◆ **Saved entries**

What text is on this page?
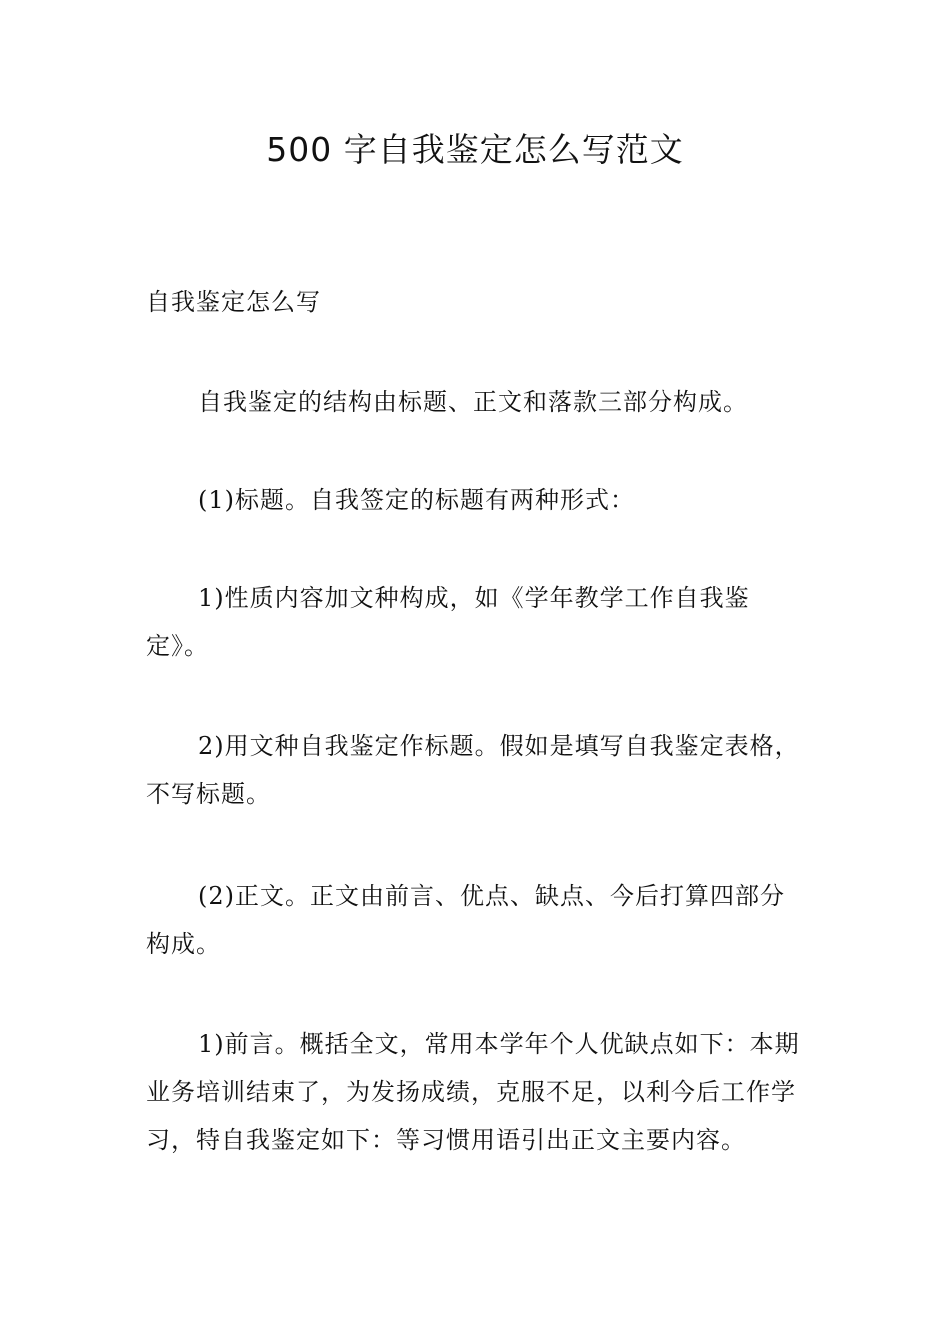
500 字自我鉴定怎么写范文

自我鉴定怎么写

自我鉴定的结构由标题、正文和落款三部分构成。

(1)标题。自我签定的标题有两种形式：

1)性质内容加文种构成，如《学年教学工作自我鉴定》。

2)用文种自我鉴定作标题。假如是填写自我鉴定表格，不写标题。

(2)正文。正文由前言、优点、缺点、今后打算四部分构成。

1)前言。概括全文，常用本学年个人优缺点如下：本期业务培训结束了，为发扬成绩，克服不足，以利今后工作学习，特自我鉴定如下：等习惯用语引出正文主要内容。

◆ **Exercise requirements**
Restate the data above word for word. Skip every picture.

◆ **Answer to the problem**
What text is on this page?
500 字自我鉴定怎么写范文

自我鉴定怎么写

自我鉴定的结构由标题、正文和落款三部分构成。

(1)标题。自我签定的标题有两种形式：

1)性质内容加文种构成，如《学年教学工作自我鉴定》。

2)用文种自我鉴定作标题。假如是填写自我鉴定表格，不写标题。

(2)正文。正文由前言、优点、缺点、今后打算四部分构成。

1)前言。概括全文，常用本学年个人优缺点如下：本期业务培训结束了，为发扬成绩，克服不足，以利今后工作学习，特自我鉴定如下：等习惯用语引出正文主要内容。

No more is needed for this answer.